• _RECORDS TO PROCESS_
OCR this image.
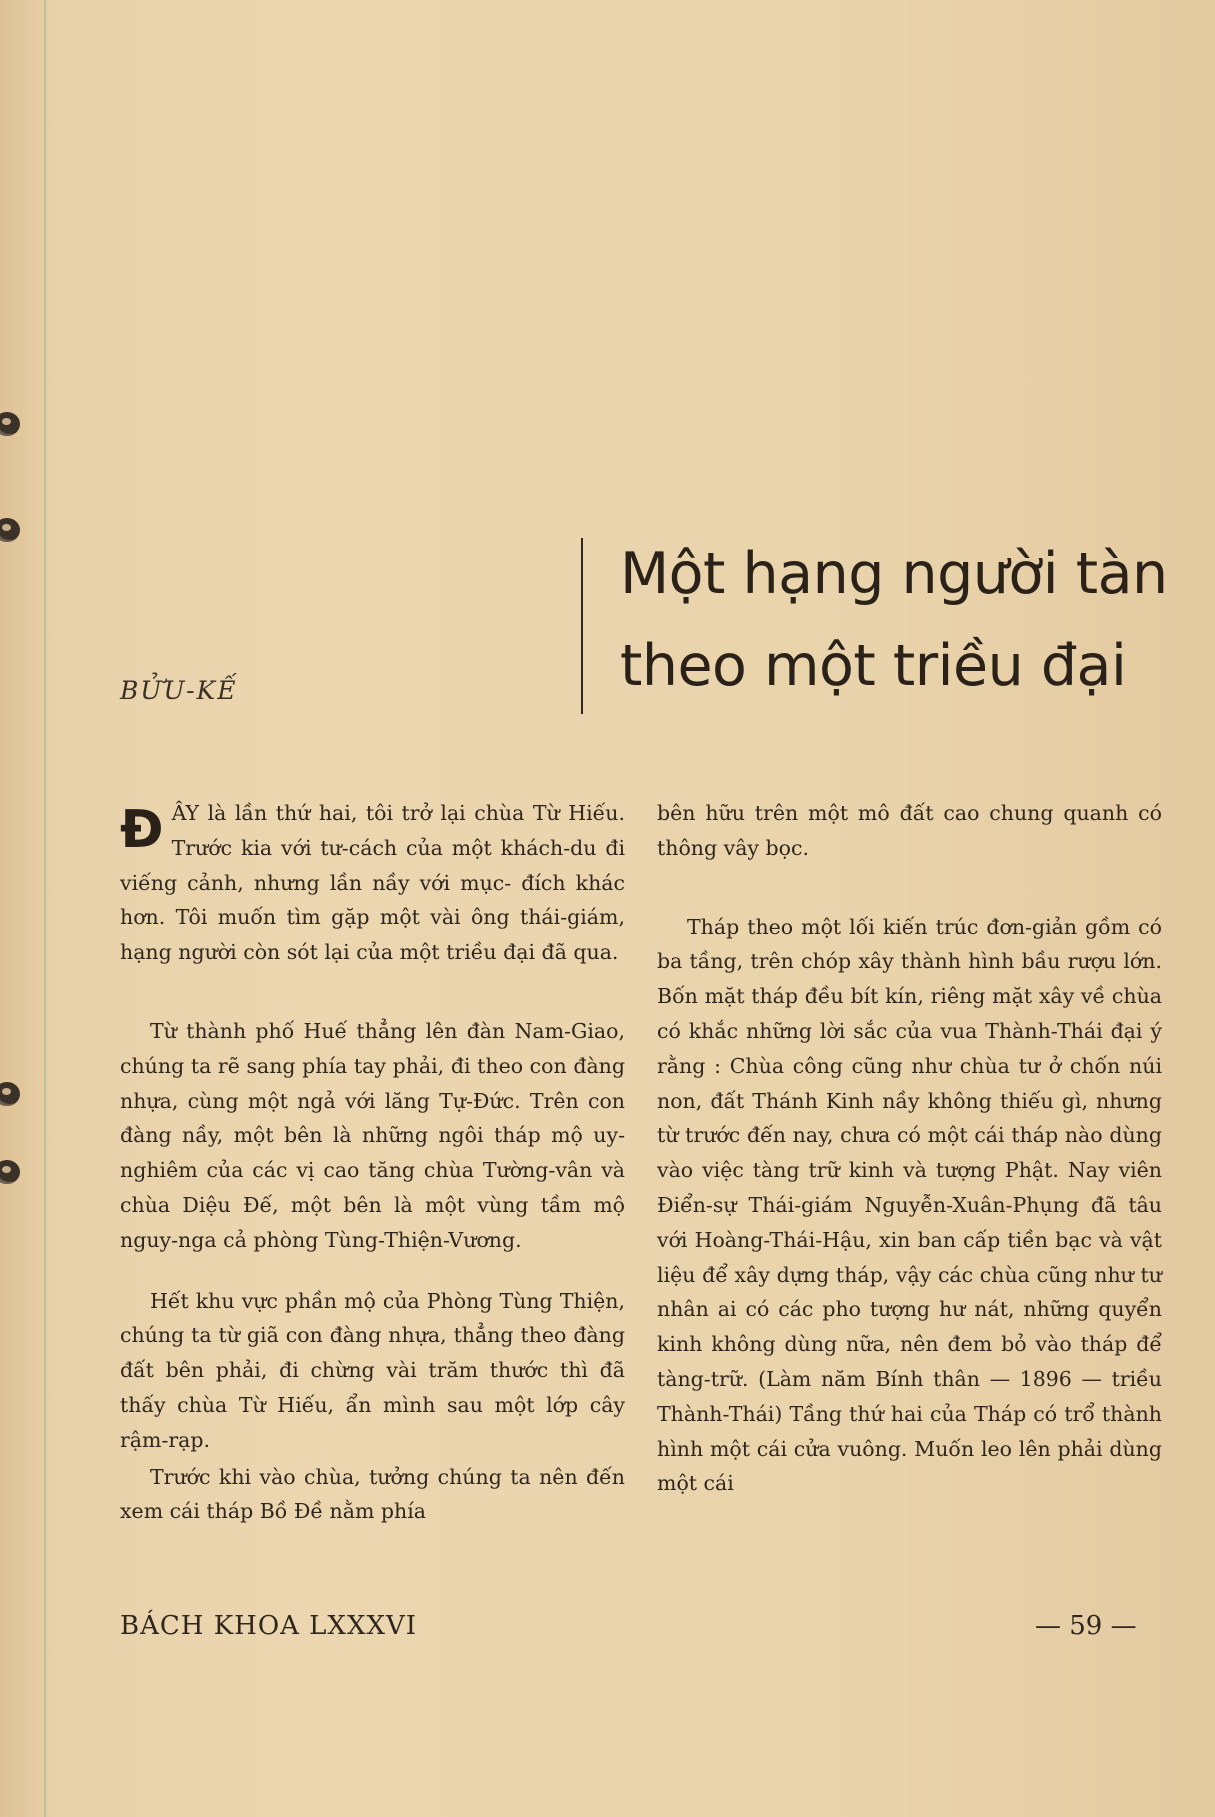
BỬU-KẾ
Một hạng người tàn
theo một triều đại

ĐÂY là lần thứ hai, tôi trở lại chùa Từ Hiếu. Trước kia với tư-cách của một khách-du đi viếng cảnh, nhưng lần nầy với mục- đích khác hơn. Tôi muốn tìm gặp một vài ông thái-giám, hạng người còn sót lại của một triều đại đã qua.

Từ thành phố Huế thẳng lên đàn Nam-Giao, chúng ta rẽ sang phía tay phải, đi theo con đàng nhựa, cùng một ngả với lăng Tự-Đức. Trên con đàng nầy, một bên là những ngôi tháp mộ uy-nghiêm của các vị cao tăng chùa Tường-vân và chùa Diệu Đế, một bên là một vùng tầm mộ nguy-nga cả phòng Tùng-Thiện-Vương.

Hết khu vực phần mộ của Phòng Tùng Thiện, chúng ta từ giã con đàng nhựa, thẳng theo đàng đất bên phải, đi chừng vài trăm thước thì đã thấy chùa Từ Hiếu, ẩn mình sau một lớp cây rậm-rạp.

Trước khi vào chùa, tưởng chúng ta nên đến xem cái tháp Bồ Đề nằm phía

bên hữu trên một mô đất cao chung quanh có thông vây bọc.

Tháp theo một lối kiến trúc đơn-giản gồm có ba tầng, trên chóp xây thành hình bầu rượu lớn. Bốn mặt tháp đều bít kín, riêng mặt xây về chùa có khắc những lời sắc của vua Thành-Thái đại ý rằng : Chùa công cũng như chùa tư ở chốn núi non, đất Thánh Kinh nầy không thiếu gì, nhưng từ trước đến nay, chưa có một cái tháp nào dùng vào việc tàng trữ kinh và tượng Phật. Nay viên Điển-sự Thái-giám Nguyễn-Xuân-Phụng đã tâu với Hoàng-Thái-Hậu, xin ban cấp tiền bạc và vật liệu để xây dựng tháp, vậy các chùa cũng như tư nhân ai có các pho tượng hư nát, những quyển kinh không dùng nữa, nên đem bỏ vào tháp để tàng-trữ. (Làm năm Bính thân — 1896 — triều Thành-Thái) Tầng thứ hai của Tháp có trổ thành hình một cái cửa vuông. Muốn leo lên phải dùng một cái

BÁCH KHOA LXXXVI	— 59 —
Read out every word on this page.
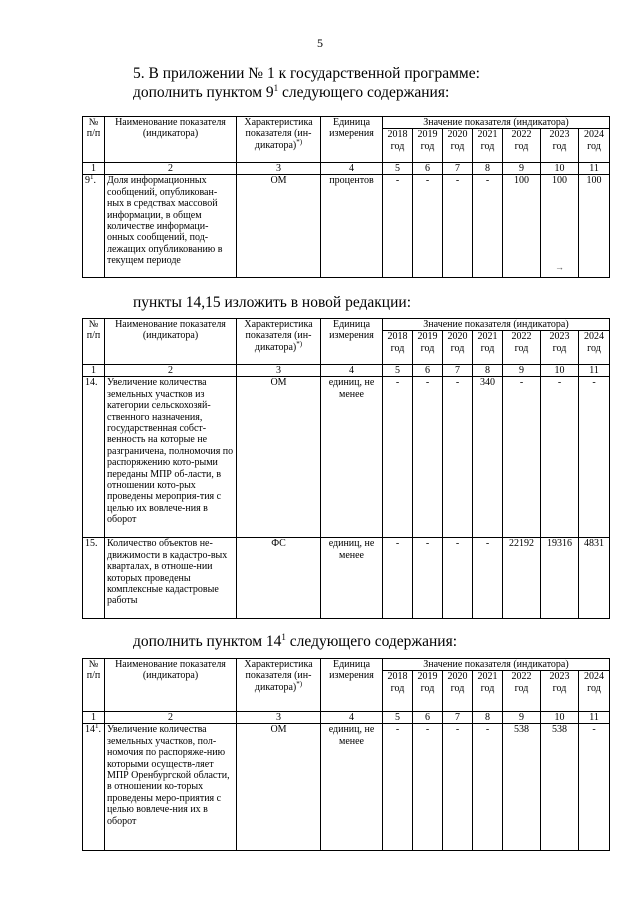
5
5. В приложении № 1 к государственной программе:
дополнить пунктом $9^1$ следующего содержания:
№ п/п	Наименование показателя (индикатора)	Характеристика показателя (ин-дикатора)*)	Единица измерения	Значение показателя (индикатора)						
				2018 год	2019 год	2020 год	2021 год	2022 год	2023 год	2024 год
1	2	3	4	5	6	7	8	9	10	11
$9^1$.	Доля информационных сообщений, опубликован-ных в средствах массовой информации, в общем количестве информаци-онных сообщений, под-лежащих опубликованию в текущем периоде	ОМ	процентов	-	-	-	-	100	100	100
→
пункты 14,15 изложить в новой редакции:
№ п/п	Наименование показателя (индикатора)	Характеристика показателя (ин-дикатора)*)	Единица измерения	Значение показателя (индикатора)						
				2018 год	2019 год	2020 год	2021 год	2022 год	2023 год	2024 год
1	2	3	4	5	6	7	8	9	10	11
14.	Увеличение количества земельных участков из категории сельскохозяй-ственного назначения, государственная собст-венность на которые не разграничена, полномочия по распоряжению кото-рыми переданы МПР об-ласти, в отношении кото-рых проведены мероприя-тия с целью их вовлече-ния в оборот	ОМ	единиц, не менее	-	-	-	340	-	-	-
15.	Количество объектов не-движимости в кадастро-вых кварталах, в отноше-нии которых проведены комплексные кадастровые работы	ФС	единиц, не менее	-	-	-	-	22192	19316	4831
дополнить пунктом $14^1$ следующего содержания:
№ п/п	Наименование показателя (индикатора)	Характеристика показателя (ин-дикатора)*)	Единица измерения	Значение показателя (индикатора)						
				2018 год	2019 год	2020 год	2021 год	2022 год	2023 год	2024 год
1	2	3	4	5	6	7	8	9	10	11
$14^1$.	Увеличение количества земельных участков, пол-номочия по распоряже-нию которыми осуществ-ляет МПР Оренбургской области, в отношении ко-торых проведены меро-приятия с целью вовлече-ния их в оборот	ОМ	единиц, не менее	-	-	-	-	538	538	-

• _REQUIRED WORK_
Retype the entries word for word. Omit any images.

• _THE REPLY_
OCR this image.
BỬU-KẾ
Một hạng người tàn
theo một triều đại

ĐÂY là lần thứ hai, tôi trở lại chùa Từ Hiếu. Trước kia với tư-cách của một khách-du đi viếng cảnh, nhưng lần nầy với mục- đích khác hơn. Tôi muốn tìm gặp một vài ông thái-giám, hạng người còn sót lại của một triều đại đã qua.

Từ thành phố Huế thẳng lên đàn Nam-Giao, chúng ta rẽ sang phía tay phải, đi theo con đàng nhựa, cùng một ngả với lăng Tự-Đức. Trên con đàng nầy, một bên là những ngôi tháp mộ uy-nghiêm của các vị cao tăng chùa Tường-vân và chùa Diệu Đế, một bên là một vùng tầm mộ nguy-nga cả phòng Tùng-Thiện-Vương.

Hết khu vực phần mộ của Phòng Tùng Thiện, chúng ta từ giã con đàng nhựa, thẳng theo đàng đất bên phải, đi chừng vài trăm thước thì đã thấy chùa Từ Hiếu, ẩn mình sau một lớp cây rậm-rạp.

Trước khi vào chùa, tưởng chúng ta nên đến xem cái tháp Bồ Đề nằm phía

bên hữu trên một mô đất cao chung quanh có thông vây bọc.

Tháp theo một lối kiến trúc đơn-giản gồm có ba tầng, trên chóp xây thành hình bầu rượu lớn. Bốn mặt tháp đều bít kín, riêng mặt xây về chùa có khắc những lời sắc của vua Thành-Thái đại ý rằng : Chùa công cũng như chùa tư ở chốn núi non, đất Thánh Kinh nầy không thiếu gì, nhưng từ trước đến nay, chưa có một cái tháp nào dùng vào việc tàng trữ kinh và tượng Phật. Nay viên Điển-sự Thái-giám Nguyễn-Xuân-Phụng đã tâu với Hoàng-Thái-Hậu, xin ban cấp tiền bạc và vật liệu để xây dựng tháp, vậy các chùa cũng như tư nhân ai có các pho tượng hư nát, những quyển kinh không dùng nữa, nên đem bỏ vào tháp để tàng-trữ. (Làm năm Bính thân — 1896 — triều Thành-Thái) Tầng thứ hai của Tháp có trổ thành hình một cái cửa vuông. Muốn leo lên phải dùng một cái

BÁCH KHOA LXXXVI	— 59 —
Read out every word on this page.
5
5. В приложении № 1 к государственной программе:
дополнить пунктом $9^1$ следующего содержания:
№ п/п	Наименование показателя (индикатора)	Характеристика показателя (ин-дикатора)*)	Единица измерения	Значение показателя (индикатора)						
				2018 год	2019 год	2020 год	2021 год	2022 год	2023 год	2024 год
1	2	3	4	5	6	7	8	9	10	11
$9^1$.	Доля информационных сообщений, опубликован-ных в средствах массовой информации, в общем количестве информаци-онных сообщений, под-лежащих опубликованию в текущем периоде	ОМ	процентов	-	-	-	-	100	100	100
→
пункты 14,15 изложить в новой редакции:
№ п/п	Наименование показателя (индикатора)	Характеристика показателя (ин-дикатора)*)	Единица измерения	Значение показателя (индикатора)						
				2018 год	2019 год	2020 год	2021 год	2022 год	2023 год	2024 год
1	2	3	4	5	6	7	8	9	10	11
14.	Увеличение количества земельных участков из категории сельскохозяй-ственного назначения, государственная собст-венность на которые не разграничена, полномочия по распоряжению кото-рыми переданы МПР об-ласти, в отношении кото-рых проведены мероприя-тия с целью их вовлече-ния в оборот	ОМ	единиц, не менее	-	-	-	340	-	-	-
15.	Количество объектов не-движимости в кадастро-вых кварталах, в отноше-нии которых проведены комплексные кадастровые работы	ФС	единиц, не менее	-	-	-	-	22192	19316	4831
дополнить пунктом $14^1$ следующего содержания:
№ п/п	Наименование показателя (индикатора)	Характеристика показателя (ин-дикатора)*)	Единица измерения	Значение показателя (индикатора)						
				2018 год	2019 год	2020 год	2021 год	2022 год	2023 год	2024 год
1	2	3	4	5	6	7	8	9	10	11
$14^1$.	Увеличение количества земельных участков, пол-номочия по распоряже-нию которыми осуществ-ляет МПР Оренбургской области, в отношении ко-торых проведены меро-приятия с целью вовлече-ния их в оборот	ОМ	единиц, не менее	-	-	-	-	538	538	-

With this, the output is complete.